• **WRITTEN REQUEST**
Set down each record exactly as written.

• **TASK MATERIAL**
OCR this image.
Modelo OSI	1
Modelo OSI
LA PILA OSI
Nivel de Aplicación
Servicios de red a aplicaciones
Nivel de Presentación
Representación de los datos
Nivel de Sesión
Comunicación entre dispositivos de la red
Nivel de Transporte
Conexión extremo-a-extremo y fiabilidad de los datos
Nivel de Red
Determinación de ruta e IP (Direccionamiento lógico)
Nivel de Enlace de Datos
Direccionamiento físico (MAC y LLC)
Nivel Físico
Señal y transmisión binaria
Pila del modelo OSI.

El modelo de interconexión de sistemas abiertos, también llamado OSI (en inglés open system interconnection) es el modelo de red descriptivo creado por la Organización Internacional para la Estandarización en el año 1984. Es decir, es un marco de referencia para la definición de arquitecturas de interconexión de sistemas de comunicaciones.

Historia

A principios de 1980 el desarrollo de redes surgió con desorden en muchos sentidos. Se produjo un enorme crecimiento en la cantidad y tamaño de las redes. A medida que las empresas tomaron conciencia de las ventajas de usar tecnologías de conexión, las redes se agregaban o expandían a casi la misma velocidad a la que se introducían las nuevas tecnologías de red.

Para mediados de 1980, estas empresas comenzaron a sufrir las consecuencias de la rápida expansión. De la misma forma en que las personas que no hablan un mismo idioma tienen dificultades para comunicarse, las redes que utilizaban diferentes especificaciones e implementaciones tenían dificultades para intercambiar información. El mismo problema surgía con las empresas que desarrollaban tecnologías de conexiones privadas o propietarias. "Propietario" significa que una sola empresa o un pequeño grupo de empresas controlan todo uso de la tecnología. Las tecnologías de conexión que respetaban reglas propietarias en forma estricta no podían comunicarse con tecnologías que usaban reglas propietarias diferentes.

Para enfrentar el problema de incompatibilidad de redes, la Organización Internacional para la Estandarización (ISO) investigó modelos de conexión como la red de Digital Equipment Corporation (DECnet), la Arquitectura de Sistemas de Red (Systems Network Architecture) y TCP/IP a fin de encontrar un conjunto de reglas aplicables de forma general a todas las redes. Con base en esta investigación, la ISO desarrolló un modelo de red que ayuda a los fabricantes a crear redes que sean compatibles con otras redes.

• **OUTPUT BELOW**
OCR this image.
Modelo OSI	1
Modelo OSI
LA PILA OSI
Nivel de Aplicación
Servicios de red a aplicaciones
Nivel de Presentación
Representación de los datos
Nivel de Sesión
Comunicación entre dispositivos de la red
Nivel de Transporte
Conexión extremo-a-extremo y fiabilidad de los datos
Nivel de Red
Determinación de ruta e IP (Direccionamiento lógico)
Nivel de Enlace de Datos
Direccionamiento físico (MAC y LLC)
Nivel Físico
Señal y transmisión binaria
Pila del modelo OSI.

El modelo de interconexión de sistemas abiertos, también llamado OSI (en inglés open system interconnection) es el modelo de red descriptivo creado por la Organización Internacional para la Estandarización en el año 1984. Es decir, es un marco de referencia para la definición de arquitecturas de interconexión de sistemas de comunicaciones.

Historia

A principios de 1980 el desarrollo de redes surgió con desorden en muchos sentidos. Se produjo un enorme crecimiento en la cantidad y tamaño de las redes. A medida que las empresas tomaron conciencia de las ventajas de usar tecnologías de conexión, las redes se agregaban o expandían a casi la misma velocidad a la que se introducían las nuevas tecnologías de red.

Para mediados de 1980, estas empresas comenzaron a sufrir las consecuencias de la rápida expansión. De la misma forma en que las personas que no hablan un mismo idioma tienen dificultades para comunicarse, las redes que utilizaban diferentes especificaciones e implementaciones tenían dificultades para intercambiar información. El mismo problema surgía con las empresas que desarrollaban tecnologías de conexiones privadas o propietarias. "Propietario" significa que una sola empresa o un pequeño grupo de empresas controlan todo uso de la tecnología. Las tecnologías de conexión que respetaban reglas propietarias en forma estricta no podían comunicarse con tecnologías que usaban reglas propietarias diferentes.

Para enfrentar el problema de incompatibilidad de redes, la Organización Internacional para la Estandarización (ISO) investigó modelos de conexión como la red de Digital Equipment Corporation (DECnet), la Arquitectura de Sistemas de Red (Systems Network Architecture) y TCP/IP a fin de encontrar un conjunto de reglas aplicables de forma general a todas las redes. Con base en esta investigación, la ISO desarrolló un modelo de red que ayuda a los fabricantes a crear redes que sean compatibles con otras redes.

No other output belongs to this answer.